▸ **PROMPT**:
Transcribe the entries below exactly.

Stored dataset items
>>>

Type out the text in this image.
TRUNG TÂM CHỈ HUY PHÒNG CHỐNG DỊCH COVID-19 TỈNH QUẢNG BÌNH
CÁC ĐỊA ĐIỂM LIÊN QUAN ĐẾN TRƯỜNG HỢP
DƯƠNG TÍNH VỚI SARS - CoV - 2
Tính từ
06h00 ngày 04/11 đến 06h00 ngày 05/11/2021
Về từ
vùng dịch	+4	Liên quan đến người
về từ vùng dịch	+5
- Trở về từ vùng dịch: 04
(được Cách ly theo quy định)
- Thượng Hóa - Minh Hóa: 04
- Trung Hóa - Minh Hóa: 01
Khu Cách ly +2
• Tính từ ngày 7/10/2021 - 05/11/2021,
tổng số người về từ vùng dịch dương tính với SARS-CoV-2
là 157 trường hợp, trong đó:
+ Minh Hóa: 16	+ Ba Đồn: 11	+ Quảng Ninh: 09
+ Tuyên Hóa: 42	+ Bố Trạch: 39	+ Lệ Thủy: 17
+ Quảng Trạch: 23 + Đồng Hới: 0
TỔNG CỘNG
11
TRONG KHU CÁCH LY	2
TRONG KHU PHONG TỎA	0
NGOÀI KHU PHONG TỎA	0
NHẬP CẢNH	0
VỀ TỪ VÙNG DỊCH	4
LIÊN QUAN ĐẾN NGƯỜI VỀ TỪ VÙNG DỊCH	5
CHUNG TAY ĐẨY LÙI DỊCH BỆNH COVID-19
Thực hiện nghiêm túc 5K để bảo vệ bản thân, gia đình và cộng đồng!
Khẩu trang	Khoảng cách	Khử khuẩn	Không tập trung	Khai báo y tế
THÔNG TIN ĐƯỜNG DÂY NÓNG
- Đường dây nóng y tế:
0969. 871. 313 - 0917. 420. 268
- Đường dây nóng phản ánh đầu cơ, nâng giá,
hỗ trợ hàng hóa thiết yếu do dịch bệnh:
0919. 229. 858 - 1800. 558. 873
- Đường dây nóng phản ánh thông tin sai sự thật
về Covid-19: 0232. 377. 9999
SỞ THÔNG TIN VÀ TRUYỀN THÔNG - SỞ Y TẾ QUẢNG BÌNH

<<<

▸ **OUTPUT**:
Type out the text in this image.
TRUNG TÂM CHỈ HUY PHÒNG CHỐNG DỊCH COVID-19 TỈNH QUẢNG BÌNH
CÁC ĐỊA ĐIỂM LIÊN QUAN ĐẾN TRƯỜNG HỢP
DƯƠNG TÍNH VỚI SARS - CoV - 2
Tính từ
06h00 ngày 04/11 đến 06h00 ngày 05/11/2021
Về từ
vùng dịch	+4	Liên quan đến người
về từ vùng dịch	+5
- Trở về từ vùng dịch: 04
(được Cách ly theo quy định)
- Thượng Hóa - Minh Hóa: 04
- Trung Hóa - Minh Hóa: 01
Khu Cách ly +2
• Tính từ ngày 7/10/2021 - 05/11/2021,
tổng số người về từ vùng dịch dương tính với SARS-CoV-2
là 157 trường hợp, trong đó:
+ Minh Hóa: 16	+ Ba Đồn: 11	+ Quảng Ninh: 09
+ Tuyên Hóa: 42	+ Bố Trạch: 39	+ Lệ Thủy: 17
+ Quảng Trạch: 23 + Đồng Hới: 0
TỔNG CỘNG
11
TRONG KHU CÁCH LY	2
TRONG KHU PHONG TỎA	0
NGOÀI KHU PHONG TỎA	0
NHẬP CẢNH	0
VỀ TỪ VÙNG DỊCH	4
LIÊN QUAN ĐẾN NGƯỜI VỀ TỪ VÙNG DỊCH	5
CHUNG TAY ĐẨY LÙI DỊCH BỆNH COVID-19
Thực hiện nghiêm túc 5K để bảo vệ bản thân, gia đình và cộng đồng!
Khẩu trang	Khoảng cách	Khử khuẩn	Không tập trung	Khai báo y tế
THÔNG TIN ĐƯỜNG DÂY NÓNG
- Đường dây nóng y tế:
0969. 871. 313 - 0917. 420. 268
- Đường dây nóng phản ánh đầu cơ, nâng giá,
hỗ trợ hàng hóa thiết yếu do dịch bệnh:
0919. 229. 858 - 1800. 558. 873
- Đường dây nóng phản ánh thông tin sai sự thật
về Covid-19: 0232. 377. 9999
SỞ THÔNG TIN VÀ TRUYỀN THÔNG - SỞ Y TẾ QUẢNG BÌNH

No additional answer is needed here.